- WHAT IS BEING ASKED: In the entries that follow, find every line containing "text" and copy it.

- DATA RECORDS:

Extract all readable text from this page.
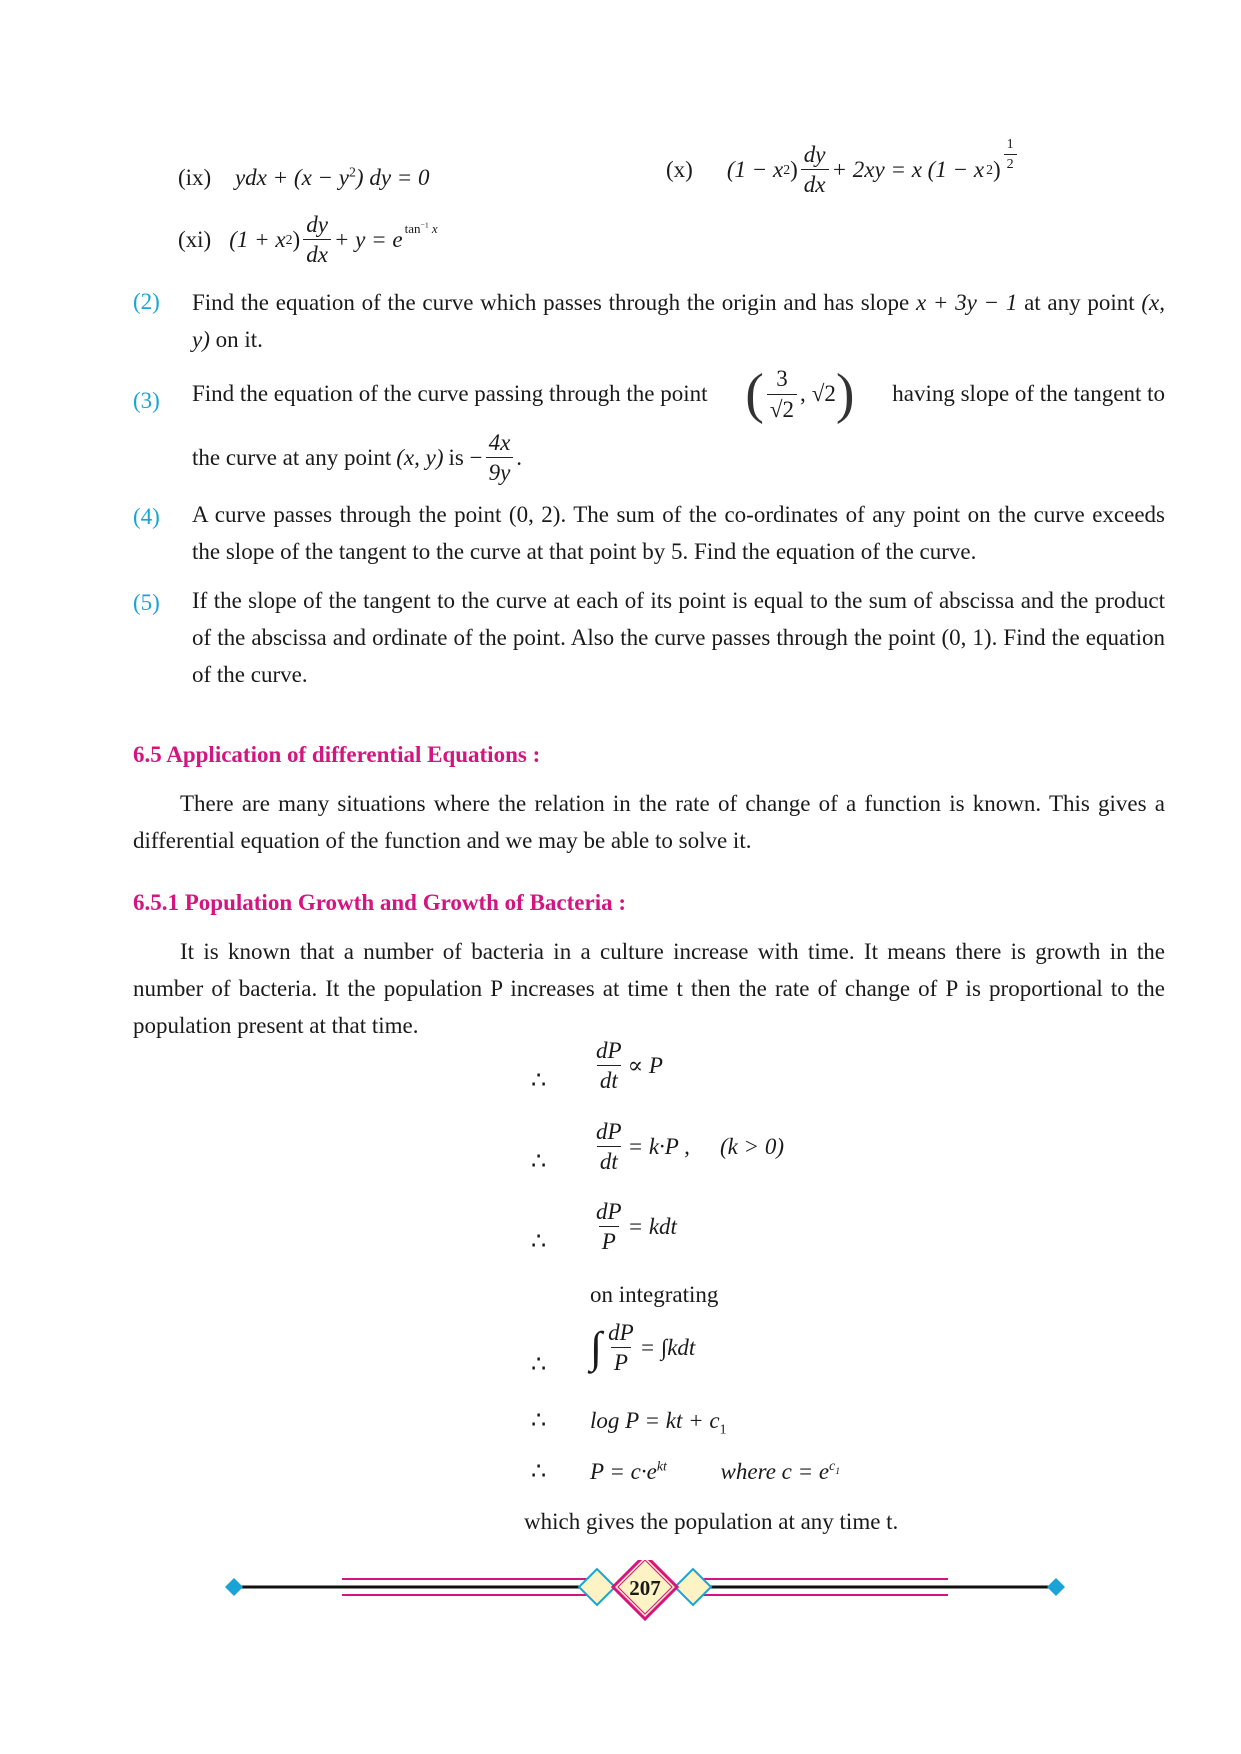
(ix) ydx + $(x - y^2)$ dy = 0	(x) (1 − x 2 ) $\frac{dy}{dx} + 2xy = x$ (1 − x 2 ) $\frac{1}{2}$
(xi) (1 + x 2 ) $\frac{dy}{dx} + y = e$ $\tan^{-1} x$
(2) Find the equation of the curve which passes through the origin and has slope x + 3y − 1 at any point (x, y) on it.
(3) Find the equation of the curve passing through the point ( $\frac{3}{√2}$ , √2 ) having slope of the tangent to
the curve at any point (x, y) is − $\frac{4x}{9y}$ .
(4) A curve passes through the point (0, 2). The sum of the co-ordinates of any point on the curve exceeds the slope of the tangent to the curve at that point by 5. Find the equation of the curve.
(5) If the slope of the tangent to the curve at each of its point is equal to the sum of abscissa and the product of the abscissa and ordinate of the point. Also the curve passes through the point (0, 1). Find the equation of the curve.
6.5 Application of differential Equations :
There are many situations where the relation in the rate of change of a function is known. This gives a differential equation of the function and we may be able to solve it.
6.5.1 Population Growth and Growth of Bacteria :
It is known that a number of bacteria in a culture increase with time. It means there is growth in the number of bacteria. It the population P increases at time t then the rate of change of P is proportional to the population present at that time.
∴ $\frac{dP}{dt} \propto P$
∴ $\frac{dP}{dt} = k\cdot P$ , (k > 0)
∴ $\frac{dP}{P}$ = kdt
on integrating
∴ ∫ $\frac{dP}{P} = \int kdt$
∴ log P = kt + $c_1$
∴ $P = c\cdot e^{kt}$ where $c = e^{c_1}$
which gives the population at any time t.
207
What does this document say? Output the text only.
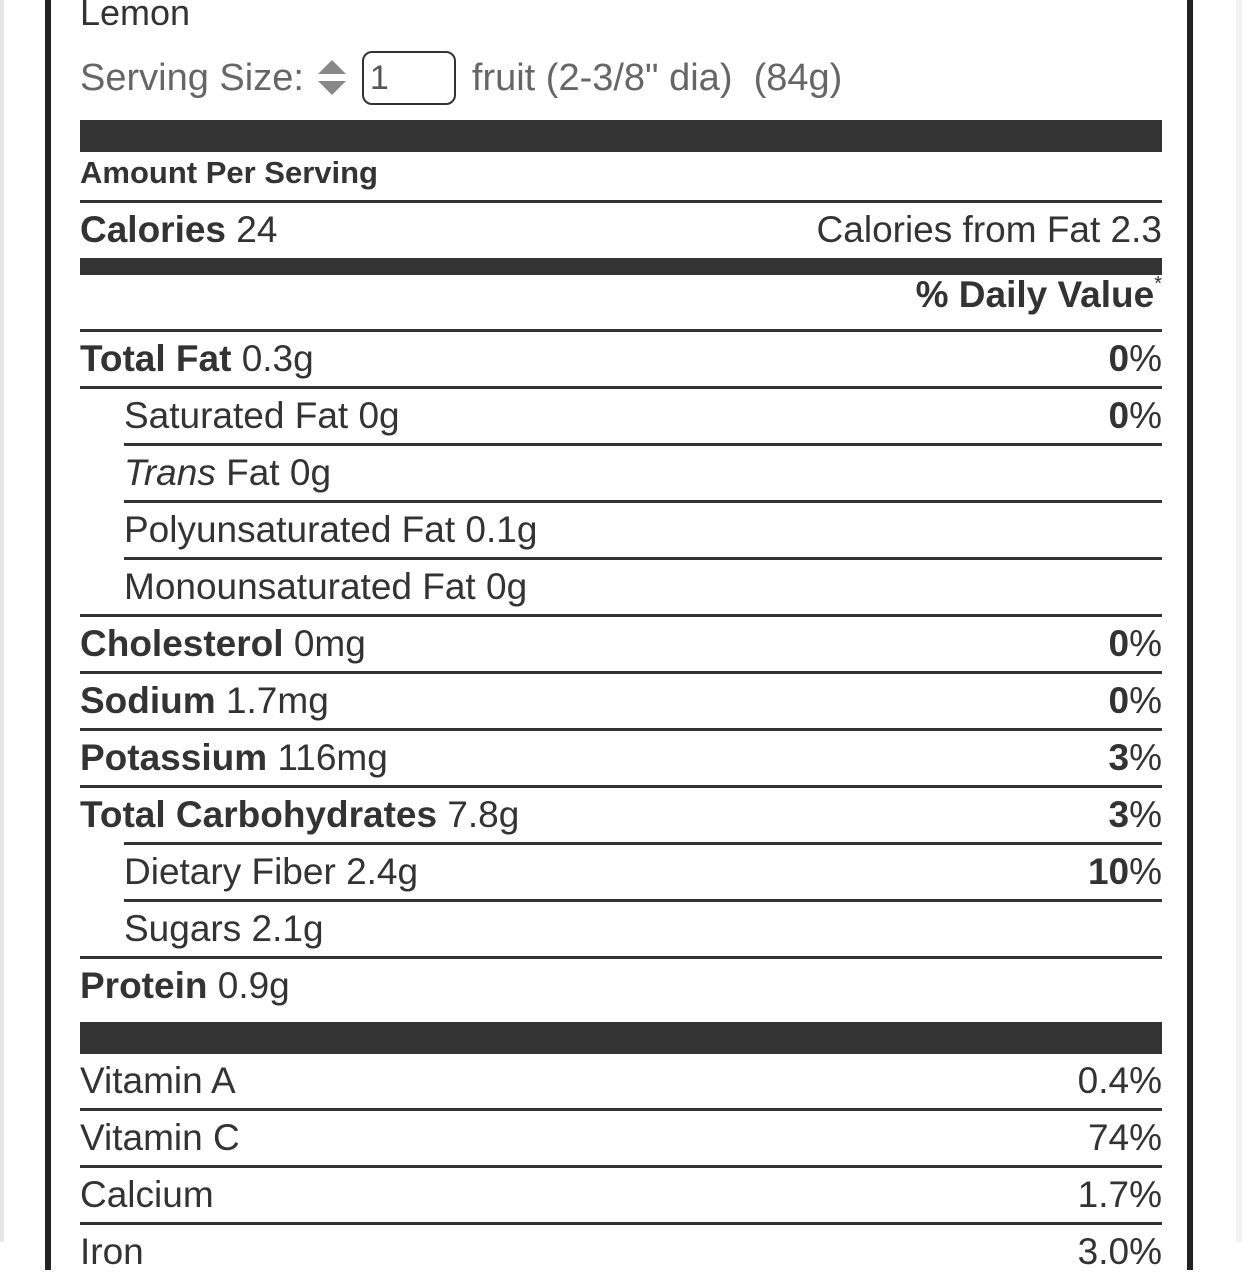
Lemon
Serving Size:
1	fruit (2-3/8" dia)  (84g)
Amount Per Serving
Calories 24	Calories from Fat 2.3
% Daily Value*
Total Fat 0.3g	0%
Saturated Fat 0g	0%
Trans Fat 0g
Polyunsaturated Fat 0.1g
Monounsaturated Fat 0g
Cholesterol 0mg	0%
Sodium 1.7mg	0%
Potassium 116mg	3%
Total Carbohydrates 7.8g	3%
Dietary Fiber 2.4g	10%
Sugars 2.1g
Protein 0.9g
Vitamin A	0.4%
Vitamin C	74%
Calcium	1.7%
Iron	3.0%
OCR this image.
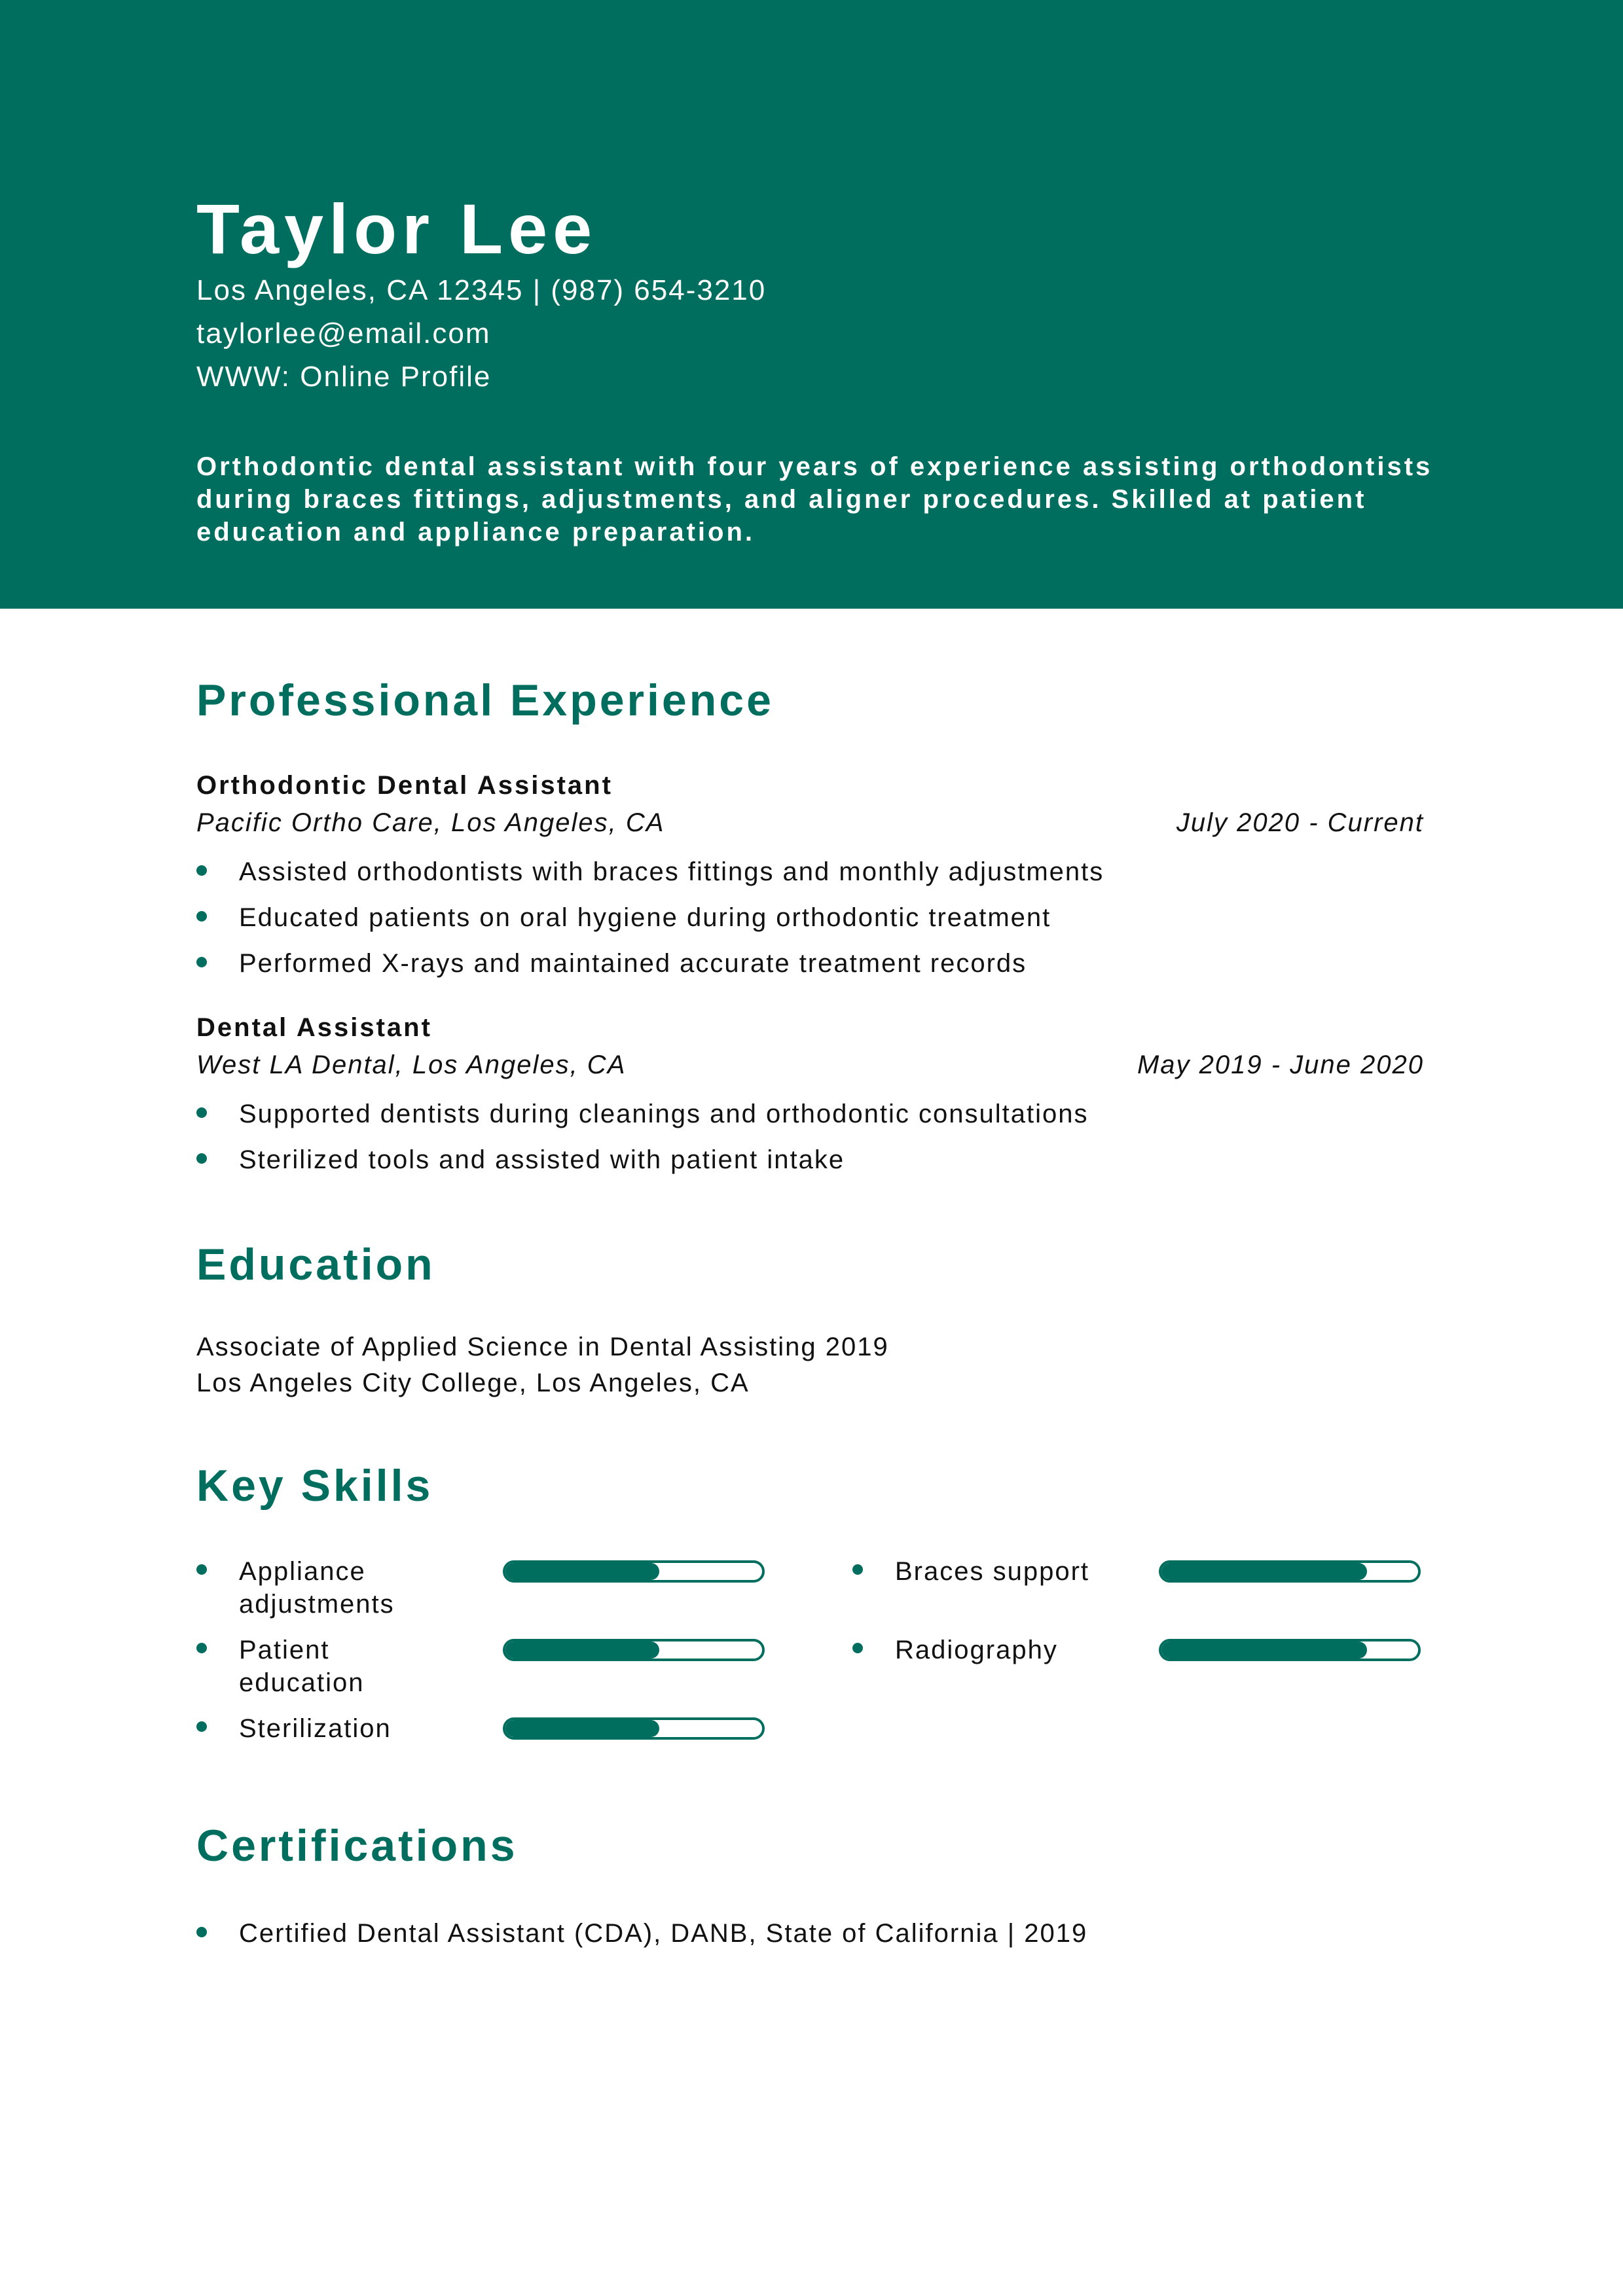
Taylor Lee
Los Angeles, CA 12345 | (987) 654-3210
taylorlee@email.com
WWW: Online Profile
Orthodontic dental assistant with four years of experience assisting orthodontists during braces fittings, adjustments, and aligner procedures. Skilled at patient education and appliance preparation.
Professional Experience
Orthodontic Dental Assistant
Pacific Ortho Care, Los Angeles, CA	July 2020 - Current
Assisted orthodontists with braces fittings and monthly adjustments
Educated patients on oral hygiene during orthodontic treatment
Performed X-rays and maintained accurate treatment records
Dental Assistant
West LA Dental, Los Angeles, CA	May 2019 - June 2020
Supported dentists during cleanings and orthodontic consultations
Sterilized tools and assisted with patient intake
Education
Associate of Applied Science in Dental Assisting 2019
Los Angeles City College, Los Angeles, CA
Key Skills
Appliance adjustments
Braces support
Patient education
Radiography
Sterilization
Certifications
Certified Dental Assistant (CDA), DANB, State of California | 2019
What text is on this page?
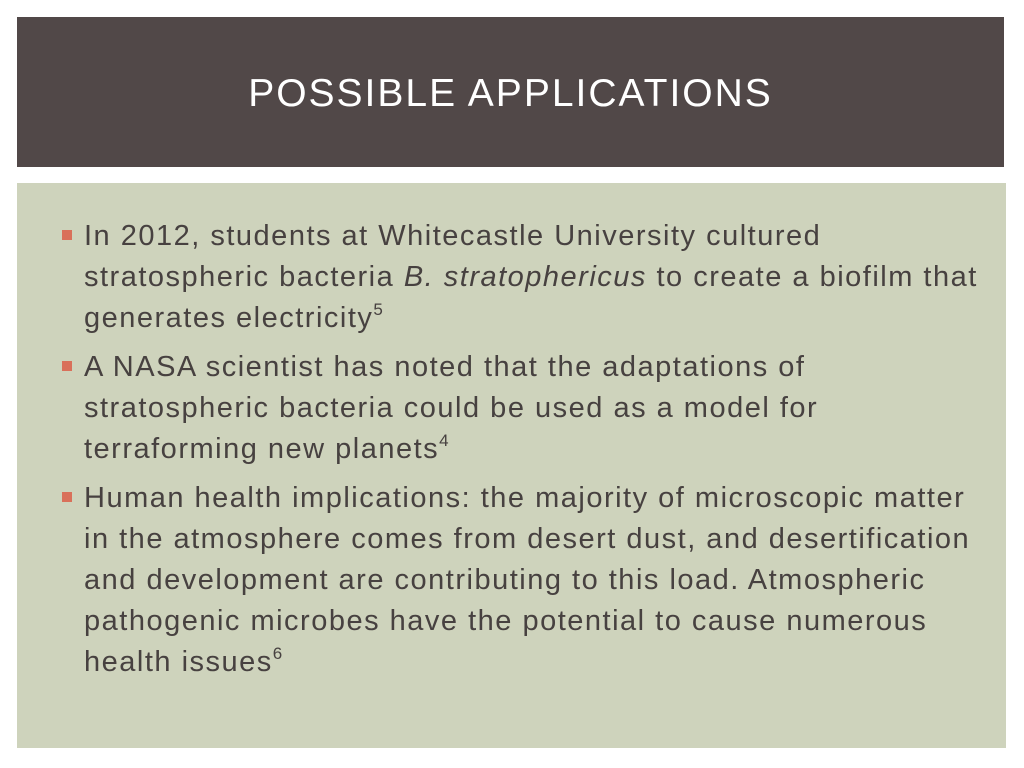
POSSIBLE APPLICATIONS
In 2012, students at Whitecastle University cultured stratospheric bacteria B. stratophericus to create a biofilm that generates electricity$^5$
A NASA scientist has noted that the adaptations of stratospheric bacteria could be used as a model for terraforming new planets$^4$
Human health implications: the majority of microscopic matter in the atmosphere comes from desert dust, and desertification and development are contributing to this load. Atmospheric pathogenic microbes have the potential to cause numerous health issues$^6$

- RESPONSE:
Extract all readable text from this page.
What does this document say? Output the text only.
What text is on this page?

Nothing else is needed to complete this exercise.